[Box annotation data]
▼▼▼
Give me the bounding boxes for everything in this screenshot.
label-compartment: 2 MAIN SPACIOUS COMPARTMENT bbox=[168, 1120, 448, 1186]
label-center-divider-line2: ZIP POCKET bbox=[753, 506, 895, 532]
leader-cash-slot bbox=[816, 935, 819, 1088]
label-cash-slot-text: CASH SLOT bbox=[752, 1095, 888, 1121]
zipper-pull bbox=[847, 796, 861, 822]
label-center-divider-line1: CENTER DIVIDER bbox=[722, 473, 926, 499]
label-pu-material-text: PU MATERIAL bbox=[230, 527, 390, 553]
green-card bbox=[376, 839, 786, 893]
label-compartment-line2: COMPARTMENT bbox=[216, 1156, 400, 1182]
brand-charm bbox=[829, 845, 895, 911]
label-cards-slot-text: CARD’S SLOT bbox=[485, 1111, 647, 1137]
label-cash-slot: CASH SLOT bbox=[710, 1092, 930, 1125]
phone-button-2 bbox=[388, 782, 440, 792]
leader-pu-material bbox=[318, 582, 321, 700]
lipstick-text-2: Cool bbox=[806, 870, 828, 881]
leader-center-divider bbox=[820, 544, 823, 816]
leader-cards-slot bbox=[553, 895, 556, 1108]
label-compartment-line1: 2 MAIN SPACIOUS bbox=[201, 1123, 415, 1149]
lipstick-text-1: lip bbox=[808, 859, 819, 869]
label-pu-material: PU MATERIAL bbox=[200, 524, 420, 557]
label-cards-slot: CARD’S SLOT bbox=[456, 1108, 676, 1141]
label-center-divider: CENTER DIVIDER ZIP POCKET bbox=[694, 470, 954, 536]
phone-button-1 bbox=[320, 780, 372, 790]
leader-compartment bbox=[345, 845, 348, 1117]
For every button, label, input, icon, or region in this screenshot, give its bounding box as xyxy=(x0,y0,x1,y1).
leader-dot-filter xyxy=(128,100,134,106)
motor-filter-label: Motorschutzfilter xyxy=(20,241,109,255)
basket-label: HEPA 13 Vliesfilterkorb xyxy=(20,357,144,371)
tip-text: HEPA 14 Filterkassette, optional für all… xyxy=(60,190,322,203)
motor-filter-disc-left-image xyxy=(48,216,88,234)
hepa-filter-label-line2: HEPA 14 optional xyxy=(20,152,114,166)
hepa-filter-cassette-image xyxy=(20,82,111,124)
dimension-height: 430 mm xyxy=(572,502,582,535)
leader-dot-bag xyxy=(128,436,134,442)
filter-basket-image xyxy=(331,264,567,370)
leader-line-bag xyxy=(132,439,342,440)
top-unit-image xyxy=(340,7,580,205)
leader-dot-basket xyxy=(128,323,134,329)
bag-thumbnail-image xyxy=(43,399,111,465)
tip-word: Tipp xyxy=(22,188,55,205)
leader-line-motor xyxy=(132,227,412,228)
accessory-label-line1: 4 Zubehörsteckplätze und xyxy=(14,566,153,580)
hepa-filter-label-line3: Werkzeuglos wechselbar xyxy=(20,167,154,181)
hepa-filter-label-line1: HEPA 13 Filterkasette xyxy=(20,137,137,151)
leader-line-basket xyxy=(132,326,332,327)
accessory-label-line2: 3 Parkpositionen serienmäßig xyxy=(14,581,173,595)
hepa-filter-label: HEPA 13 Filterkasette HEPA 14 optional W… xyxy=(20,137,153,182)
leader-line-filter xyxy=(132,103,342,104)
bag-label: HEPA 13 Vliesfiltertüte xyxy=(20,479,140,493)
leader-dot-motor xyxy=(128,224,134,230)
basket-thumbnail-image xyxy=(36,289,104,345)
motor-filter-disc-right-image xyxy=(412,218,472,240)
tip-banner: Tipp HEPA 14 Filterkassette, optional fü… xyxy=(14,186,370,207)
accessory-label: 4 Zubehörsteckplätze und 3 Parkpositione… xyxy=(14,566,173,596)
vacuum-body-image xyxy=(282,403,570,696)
▲▲▲
Retype the entries word for word, from the very first line down to and including the line containing "label-compartment-line1: 2 MAIN".

Give me the bounding boxes for everything in this screenshot.
label-compartment: 2 MAIN SPACIOUS COMPARTMENT bbox=[168, 1120, 448, 1186]
label-center-divider-line2: ZIP POCKET bbox=[753, 506, 895, 532]
leader-cash-slot bbox=[816, 935, 819, 1088]
label-cash-slot-text: CASH SLOT bbox=[752, 1095, 888, 1121]
zipper-pull bbox=[847, 796, 861, 822]
label-center-divider-line1: CENTER DIVIDER bbox=[722, 473, 926, 499]
label-pu-material-text: PU MATERIAL bbox=[230, 527, 390, 553]
green-card bbox=[376, 839, 786, 893]
label-compartment-line2: COMPARTMENT bbox=[216, 1156, 400, 1182]
brand-charm bbox=[829, 845, 895, 911]
label-cards-slot-text: CARD’S SLOT bbox=[485, 1111, 647, 1137]
label-cash-slot: CASH SLOT bbox=[710, 1092, 930, 1125]
phone-button-2 bbox=[388, 782, 440, 792]
leader-pu-material bbox=[318, 582, 321, 700]
lipstick-text-2: Cool bbox=[806, 870, 828, 881]
leader-center-divider bbox=[820, 544, 823, 816]
leader-cards-slot bbox=[553, 895, 556, 1108]
label-compartment-line1: 2 MAIN SPACIOUS bbox=[201, 1123, 415, 1149]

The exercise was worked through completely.